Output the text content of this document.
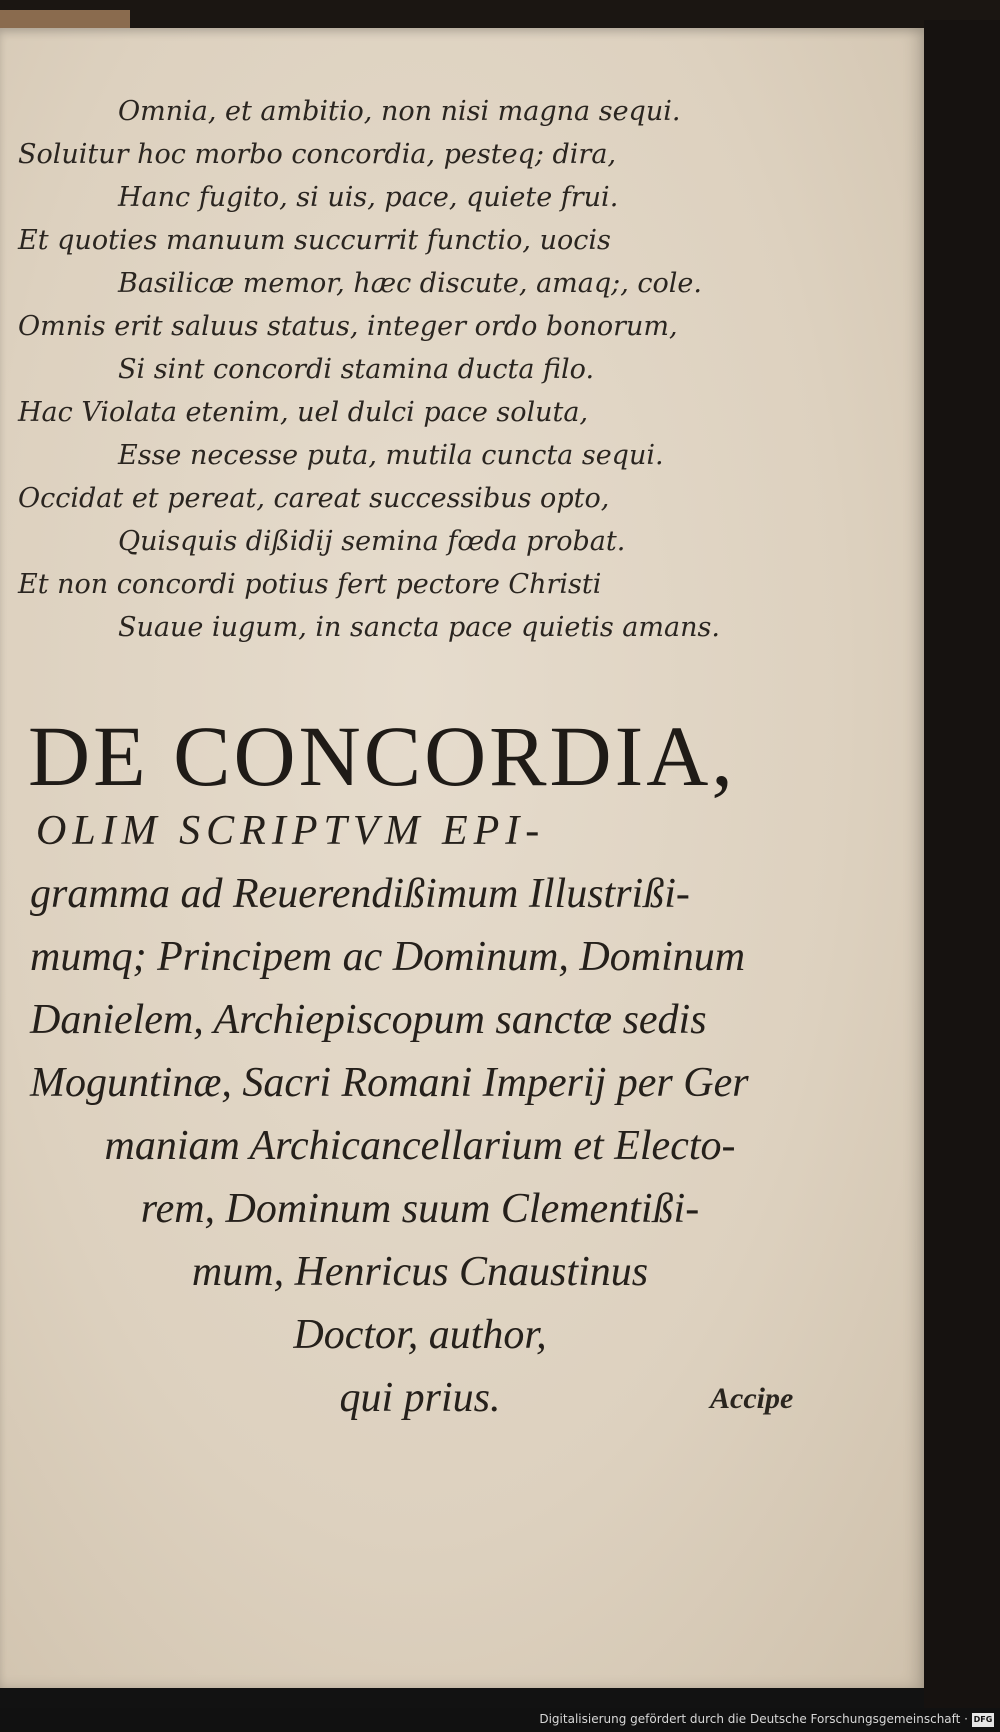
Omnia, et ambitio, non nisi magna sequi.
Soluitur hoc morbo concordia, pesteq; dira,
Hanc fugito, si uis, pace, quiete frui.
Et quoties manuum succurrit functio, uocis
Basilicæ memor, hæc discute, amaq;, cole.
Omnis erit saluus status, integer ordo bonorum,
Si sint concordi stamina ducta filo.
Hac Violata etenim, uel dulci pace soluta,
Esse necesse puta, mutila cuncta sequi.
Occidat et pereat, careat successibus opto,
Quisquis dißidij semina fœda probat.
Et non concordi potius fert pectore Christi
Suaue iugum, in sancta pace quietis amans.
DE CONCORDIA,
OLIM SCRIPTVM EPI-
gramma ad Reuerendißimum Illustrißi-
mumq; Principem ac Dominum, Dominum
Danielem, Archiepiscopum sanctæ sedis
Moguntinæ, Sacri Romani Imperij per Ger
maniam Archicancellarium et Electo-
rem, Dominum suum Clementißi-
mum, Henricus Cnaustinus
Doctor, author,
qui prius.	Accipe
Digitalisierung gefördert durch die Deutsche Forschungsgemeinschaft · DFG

....

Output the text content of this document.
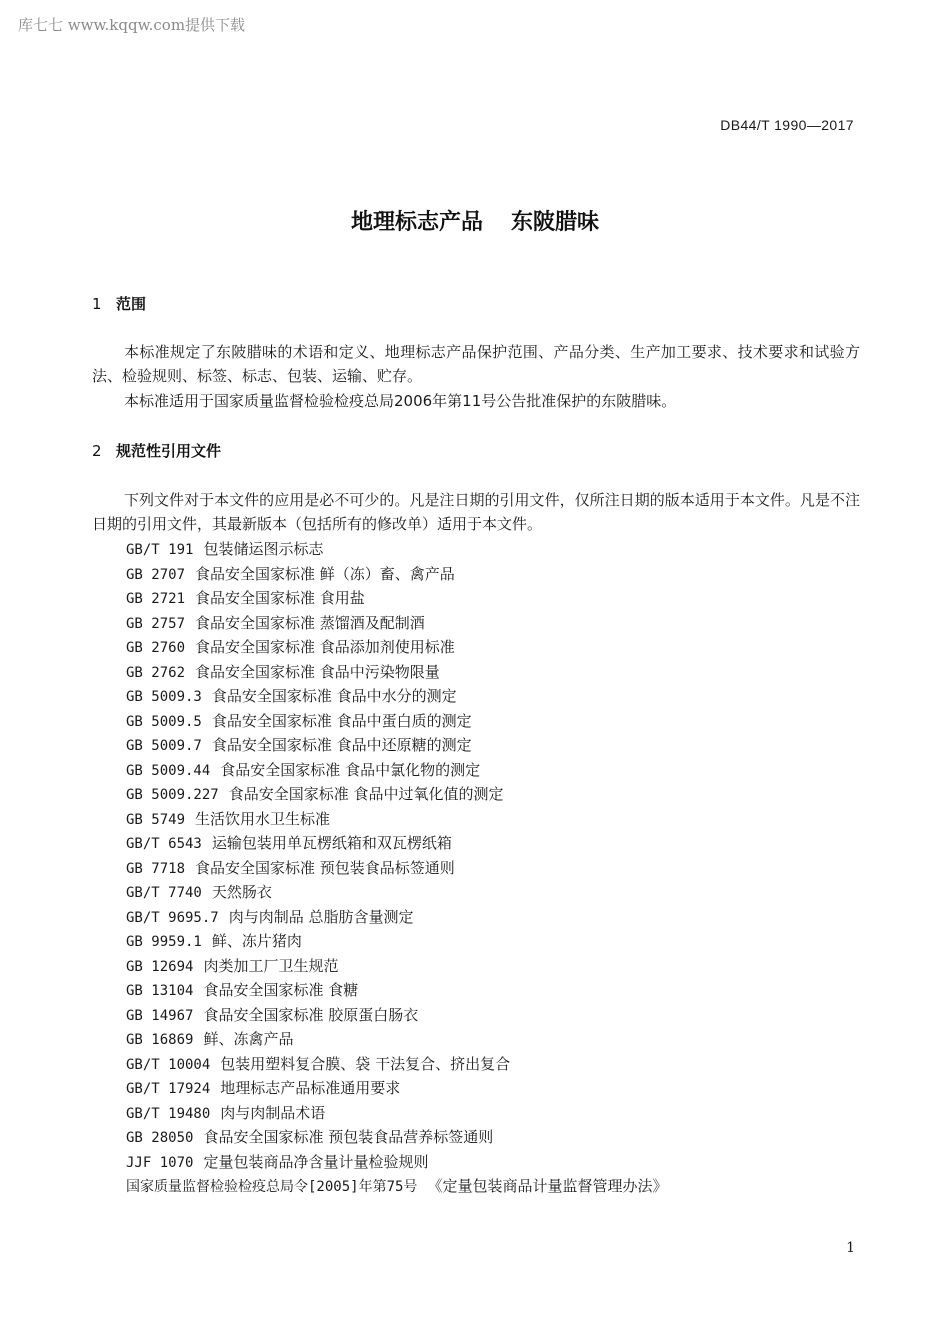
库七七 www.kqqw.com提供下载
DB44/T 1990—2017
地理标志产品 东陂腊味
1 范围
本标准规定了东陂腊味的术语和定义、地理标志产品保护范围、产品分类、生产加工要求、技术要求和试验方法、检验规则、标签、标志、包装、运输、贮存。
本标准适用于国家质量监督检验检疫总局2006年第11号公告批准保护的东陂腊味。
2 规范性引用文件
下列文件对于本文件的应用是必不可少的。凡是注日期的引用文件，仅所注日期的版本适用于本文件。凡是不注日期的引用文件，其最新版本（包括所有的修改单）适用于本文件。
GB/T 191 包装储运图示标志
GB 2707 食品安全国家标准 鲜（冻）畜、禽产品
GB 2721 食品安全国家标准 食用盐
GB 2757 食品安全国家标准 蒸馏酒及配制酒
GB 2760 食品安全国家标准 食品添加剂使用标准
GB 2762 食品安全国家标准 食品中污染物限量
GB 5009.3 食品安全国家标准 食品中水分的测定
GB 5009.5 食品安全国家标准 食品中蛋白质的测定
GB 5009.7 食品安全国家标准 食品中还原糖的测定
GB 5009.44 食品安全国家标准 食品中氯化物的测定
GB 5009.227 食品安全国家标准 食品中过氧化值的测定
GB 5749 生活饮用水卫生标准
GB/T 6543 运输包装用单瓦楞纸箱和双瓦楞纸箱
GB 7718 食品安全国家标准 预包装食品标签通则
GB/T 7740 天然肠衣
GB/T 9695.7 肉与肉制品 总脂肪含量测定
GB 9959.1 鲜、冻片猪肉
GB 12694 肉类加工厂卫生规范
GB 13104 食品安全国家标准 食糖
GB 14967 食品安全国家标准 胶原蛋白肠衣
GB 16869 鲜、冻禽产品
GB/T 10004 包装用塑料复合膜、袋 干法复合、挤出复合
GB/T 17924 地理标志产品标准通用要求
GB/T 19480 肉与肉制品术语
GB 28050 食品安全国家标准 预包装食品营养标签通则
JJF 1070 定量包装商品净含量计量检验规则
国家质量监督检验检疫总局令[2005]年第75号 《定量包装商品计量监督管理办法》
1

....

Copy each line above that contains the word "Dominum".

mumq; Principem ac Dominum, Dominum
rem, Dominum suum Clementißi-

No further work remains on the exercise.